● AIM OF THE TASK
Give every entry again, unchanged, and leave its images out.

***** STORED ROWS

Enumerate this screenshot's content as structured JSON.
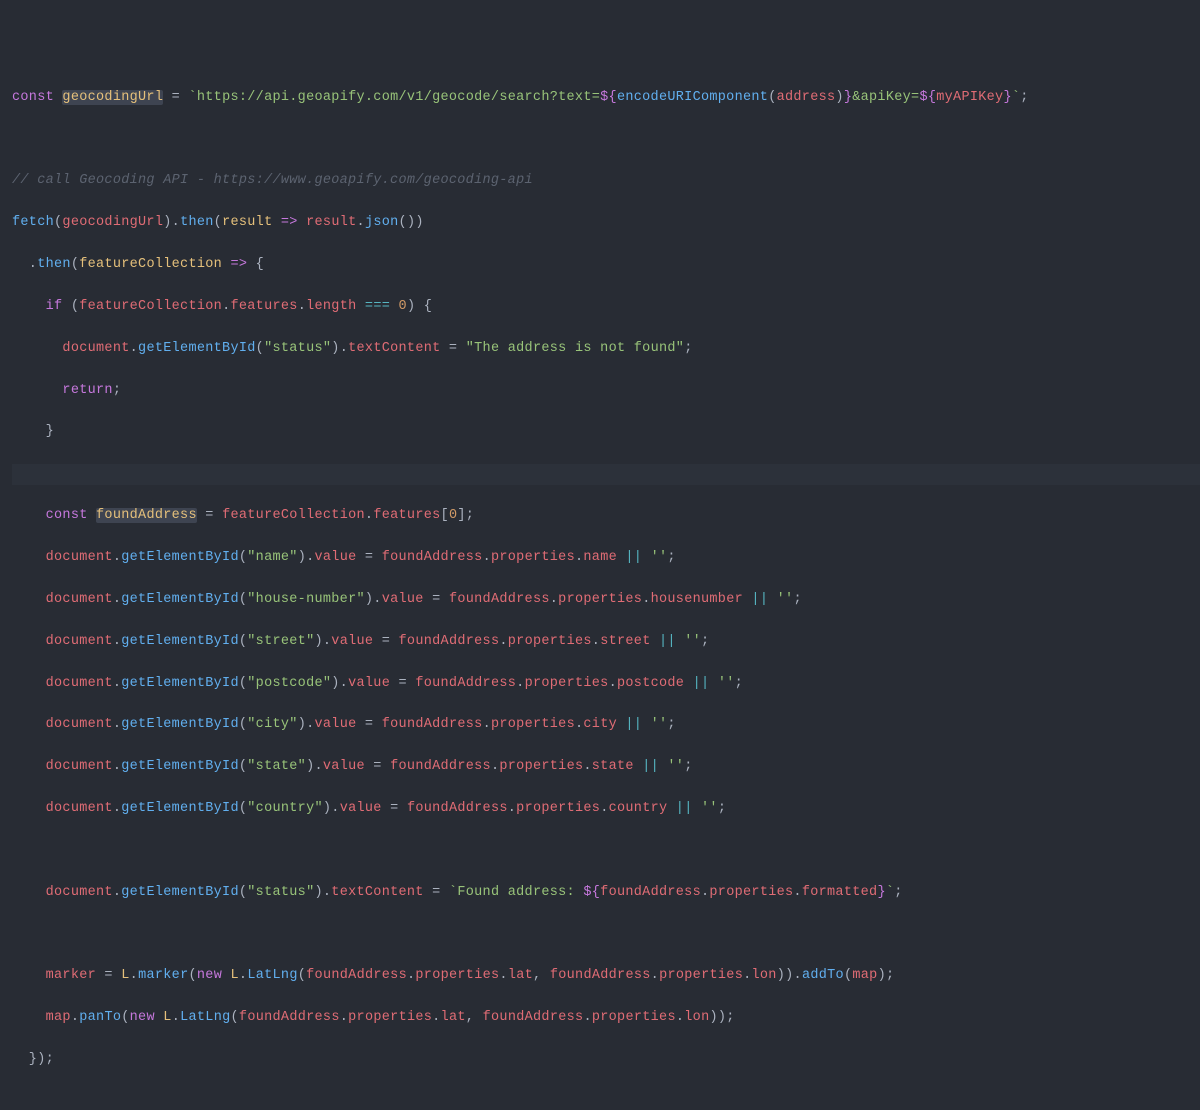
{
  "code": {
    "l1": {
      "const": "const",
      "var": "geocodingUrl",
      "eq": " = ",
      "str1": "`https://api.geoapify.com/v1/geocode/search?text=",
      "interp1o": "${",
      "fn": "encodeURIComponent",
      "paren1": "(",
      "arg": "address",
      "paren2": ")",
      "interp1c": "}",
      "str2": "&apiKey=",
      "interp2o": "${",
      "var2": "myAPIKey",
      "interp2c": "}",
      "str3": "`",
      "semi": ";"
    },
    "l3": "// call Geocoding API - https://www.geoapify.com/geocoding-api",
    "l4": {
      "fetch": "fetch",
      "p1": "(",
      "arg": "geocodingUrl",
      "p2": ").",
      "then": "then",
      "p3": "(",
      "res": "result",
      "arrow": " => ",
      "res2": "result",
      "dot": ".",
      "json": "json",
      "p4": "())"
    },
    "l5": {
      "pre": "  .",
      "then": "then",
      "p1": "(",
      "fc": "featureCollection",
      "arrow": " => ",
      "brace": "{"
    },
    "l6": {
      "pre": "    ",
      "if": "if",
      "p1": " (",
      "fc": "featureCollection",
      "d1": ".",
      "feat": "features",
      "d2": ".",
      "len": "length",
      "eq": " === ",
      "zero": "0",
      "p2": ") {"
    },
    "l7": {
      "pre": "      ",
      "doc": "document",
      "d1": ".",
      "gebi": "getElementById",
      "p1": "(",
      "str": "\"status\"",
      "p2": ").",
      "tc": "textContent",
      "eq": " = ",
      "msg": "\"The address is not found\"",
      "semi": ";"
    },
    "l8": {
      "pre": "      ",
      "ret": "return",
      "semi": ";"
    },
    "l9": "    }",
    "l11": {
      "pre": "    ",
      "const": "const",
      "sp": " ",
      "var": "foundAddress",
      "eq": " = ",
      "fc": "featureCollection",
      "d1": ".",
      "feat": "features",
      "br1": "[",
      "zero": "0",
      "br2": "];"
    },
    "l12": {
      "id": "\"name\"",
      "prop": "name"
    },
    "l13": {
      "id": "\"house-number\"",
      "prop": "housenumber"
    },
    "l14": {
      "id": "\"street\"",
      "prop": "street"
    },
    "l15": {
      "id": "\"postcode\"",
      "prop": "postcode"
    },
    "l16": {
      "id": "\"city\"",
      "prop": "city"
    },
    "l17": {
      "id": "\"state\"",
      "prop": "state"
    },
    "l18": {
      "id": "\"country\"",
      "prop": "country"
    },
    "assign": {
      "pre": "    ",
      "doc": "document",
      "d": ".",
      "gebi": "getElementById",
      "p1": "(",
      "p2": ").",
      "val": "value",
      "eq": " = ",
      "fa": "foundAddress",
      "props": "properties",
      "or": " || ",
      "empty": "''",
      "semi": ";"
    },
    "l20": {
      "pre": "    ",
      "doc": "document",
      "d": ".",
      "gebi": "getElementById",
      "p1": "(",
      "id": "\"status\"",
      "p2": ").",
      "tc": "textContent",
      "eq": " = ",
      "s1": "`Found address: ",
      "io": "${",
      "fa": "foundAddress",
      "props": "properties",
      "fmt": "formatted",
      "ic": "}",
      "s2": "`",
      "semi": ";"
    },
    "l22": {
      "pre": "    ",
      "marker": "marker",
      "eq": " = ",
      "L": "L",
      "d": ".",
      "mk": "marker",
      "p1": "(",
      "new": "new",
      "sp": " ",
      "ll": "LatLng",
      "p2": "(",
      "fa": "foundAddress",
      "props": "properties",
      "lat": "lat",
      "c": ", ",
      "lon": "lon",
      "p3": ")).",
      "addTo": "addTo",
      "p4": "(",
      "map": "map",
      "p5": ");"
    },
    "l23": {
      "pre": "    ",
      "map": "map",
      "d": ".",
      "panTo": "panTo",
      "p1": "(",
      "new": "new",
      "sp": " ",
      "L": "L",
      "ll": "LatLng",
      "p2": "(",
      "fa": "foundAddress",
      "props": "properties",
      "lat": "lat",
      "c": ", ",
      "lon": "lon",
      "p3": "));"
    },
    "l24": "  });"
  }
}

**********

● FINISHED EXERCISE
Enumerate this screenshot's content as structured JSON.
{
  "code": {
    "l1": {
      "const": "const",
      "var": "geocodingUrl",
      "eq": " = ",
      "str1": "`https://api.geoapify.com/v1/geocode/search?text=",
      "interp1o": "${",
      "fn": "encodeURIComponent",
      "paren1": "(",
      "arg": "address",
      "paren2": ")",
      "interp1c": "}",
      "str2": "&apiKey=",
      "interp2o": "${",
      "var2": "myAPIKey",
      "interp2c": "}",
      "str3": "`",
      "semi": ";"
    },
    "l3": "// call Geocoding API - https://www.geoapify.com/geocoding-api",
    "l4": {
      "fetch": "fetch",
      "p1": "(",
      "arg": "geocodingUrl",
      "p2": ").",
      "then": "then",
      "p3": "(",
      "res": "result",
      "arrow": " => ",
      "res2": "result",
      "dot": ".",
      "json": "json",
      "p4": "())"
    },
    "l5": {
      "pre": "  .",
      "then": "then",
      "p1": "(",
      "fc": "featureCollection",
      "arrow": " => ",
      "brace": "{"
    },
    "l6": {
      "pre": "    ",
      "if": "if",
      "p1": " (",
      "fc": "featureCollection",
      "d1": ".",
      "feat": "features",
      "d2": ".",
      "len": "length",
      "eq": " === ",
      "zero": "0",
      "p2": ") {"
    },
    "l7": {
      "pre": "      ",
      "doc": "document",
      "d1": ".",
      "gebi": "getElementById",
      "p1": "(",
      "str": "\"status\"",
      "p2": ").",
      "tc": "textContent",
      "eq": " = ",
      "msg": "\"The address is not found\"",
      "semi": ";"
    },
    "l8": {
      "pre": "      ",
      "ret": "return",
      "semi": ";"
    },
    "l9": "    }",
    "l11": {
      "pre": "    ",
      "const": "const",
      "sp": " ",
      "var": "foundAddress",
      "eq": " = ",
      "fc": "featureCollection",
      "d1": ".",
      "feat": "features",
      "br1": "[",
      "zero": "0",
      "br2": "];"
    },
    "l12": {
      "id": "\"name\"",
      "prop": "name"
    },
    "l13": {
      "id": "\"house-number\"",
      "prop": "housenumber"
    },
    "l14": {
      "id": "\"street\"",
      "prop": "street"
    },
    "l15": {
      "id": "\"postcode\"",
      "prop": "postcode"
    },
    "l16": {
      "id": "\"city\"",
      "prop": "city"
    },
    "l17": {
      "id": "\"state\"",
      "prop": "state"
    },
    "l18": {
      "id": "\"country\"",
      "prop": "country"
    },
    "assign": {
      "pre": "    ",
      "doc": "document",
      "d": ".",
      "gebi": "getElementById",
      "p1": "(",
      "p2": ").",
      "val": "value",
      "eq": " = ",
      "fa": "foundAddress",
      "props": "properties",
      "or": " || ",
      "empty": "''",
      "semi": ";"
    },
    "l20": {
      "pre": "    ",
      "doc": "document",
      "d": ".",
      "gebi": "getElementById",
      "p1": "(",
      "id": "\"status\"",
      "p2": ").",
      "tc": "textContent",
      "eq": " = ",
      "s1": "`Found address: ",
      "io": "${",
      "fa": "foundAddress",
      "props": "properties",
      "fmt": "formatted",
      "ic": "}",
      "s2": "`",
      "semi": ";"
    },
    "l22": {
      "pre": "    ",
      "marker": "marker",
      "eq": " = ",
      "L": "L",
      "d": ".",
      "mk": "marker",
      "p1": "(",
      "new": "new",
      "sp": " ",
      "ll": "LatLng",
      "p2": "(",
      "fa": "foundAddress",
      "props": "properties",
      "lat": "lat",
      "c": ", ",
      "lon": "lon",
      "p3": ")).",
      "addTo": "addTo",
      "p4": "(",
      "map": "map",
      "p5": ");"
    },
    "l23": {
      "pre": "    ",
      "map": "map",
      "d": ".",
      "panTo": "panTo",
      "p1": "(",
      "new": "new",
      "sp": " ",
      "L": "L",
      "ll": "LatLng",
      "p2": "(",
      "fa": "foundAddress",
      "props": "properties",
      "lat": "lat",
      "c": ", ",
      "lon": "lon",
      "p3": "));"
    },
    "l24": "  });"
  }
}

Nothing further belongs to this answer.